• **Exercise directions**
Pull every line containing the word "worden" from the records.

◆ ◆ ◆ ◆ ◆ ◆ ◆

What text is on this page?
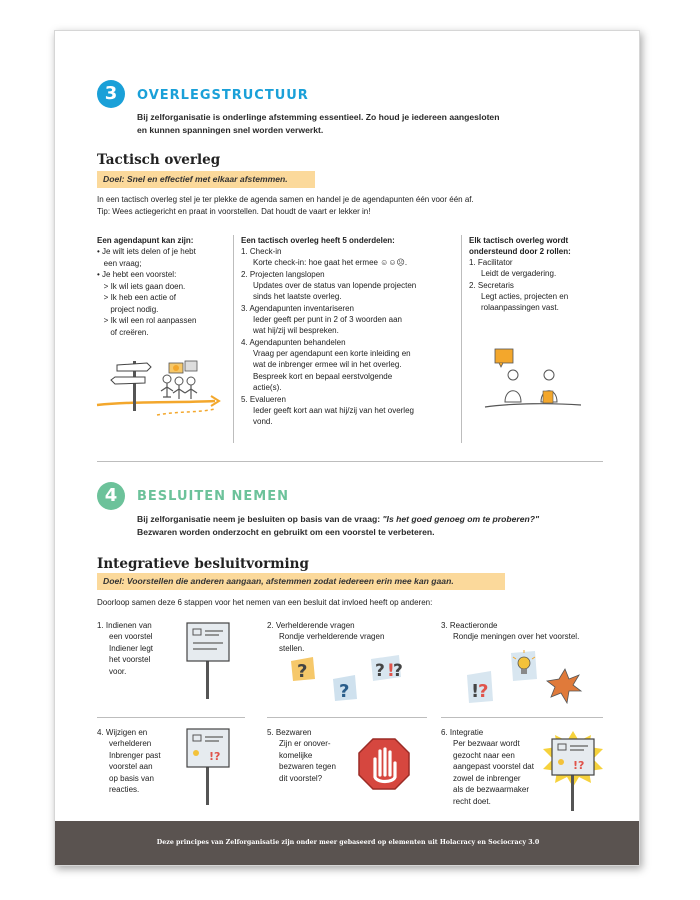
3	OVERLEGSTRUCTUUR
Bij zelforganisatie is onderlinge afstemming essentieel. Zo houd je iedereen aangesloten
en kunnen spanningen snel worden verwerkt.
Tactisch overleg
Doel: Snel en effectief met elkaar afstemmen.
In een tactisch overleg stel je ter plekke de agenda samen en handel je de agendapunten één voor één af.
Tip: Wees actiegericht en praat in voorstellen. Dat houdt de vaart er lekker in!
Een agendapunt kan zijn:
• Je wilt iets delen of je hebt
een vraag;
• Je hebt een voorstel:
> Ik wil iets gaan doen.
> Ik heb een actie of
project nodig.
> Ik wil een rol aanpassen
of creëren.
Een tactisch overleg heeft 5 onderdelen:
1. Check-in
Korte check-in: hoe gaat het ermee ☺☺☹.
2. Projecten langslopen
Updates over de status van lopende projecten
sinds het laatste overleg.
3. Agendapunten inventariseren
Ieder geeft per punt in 2 of 3 woorden aan
wat hij/zij wil bespreken.
4. Agendapunten behandelen
Vraag per agendapunt een korte inleiding en
wat de inbrenger ermee wil in het overleg.
Bespreek kort en bepaal eerstvolgende
actie(s).
5. Evalueren
Ieder geeft kort aan wat hij/zij van het overleg
vond.
Elk tactisch overleg wordt
ondersteund door 2 rollen:
1. Facilitator
Leidt de vergadering.
2. Secretaris
Legt acties, projecten en
rolaanpassingen vast.
4	BESLUITEN NEMEN
Bij zelforganisatie neem je besluiten op basis van de vraag: "Is het goed genoeg om te proberen?"
Bezwaren worden onderzocht en gebruikt om een voorstel te verbeteren.
Integratieve besluitvorming
Doel: Voorstellen die anderen aangaan, afstemmen zodat iedereen erin mee kan gaan.
Doorloop samen deze 6 stappen voor het nemen van een besluit dat invloed heeft op anderen:
1. Indienen van
een voorstel
Indiener legt
het voorstel
voor.
2. Verhelderende vragen
Rondje verhelderende vragen
stellen.
?
?
? !
?
3. Reactieronde
Rondje meningen over het voorstel.
!
?
4. Wijzigen en
verhelderen
Inbrenger past
voorstel aan
op basis van
reacties.
!?
5. Bezwaren
Zijn er onover-
komelijke
bezwaren tegen
dit voorstel?
6. Integratie
Per bezwaar wordt
gezocht naar een
aangepast voorstel dat
zowel de inbrenger
als de bezwaarmaker
recht doet.
!?
Deze principes van Zelforganisatie zijn onder meer gebaseerd op elementen uit Holacracy en Sociocracy 3.0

◆ ◆ ◆ ◆ ◆ ◆ ◆

• **Correct response**
en kunnen spanningen snel worden verwerkt.
Bezwaren worden onderzocht en gebruikt om een voorstel te verbeteren.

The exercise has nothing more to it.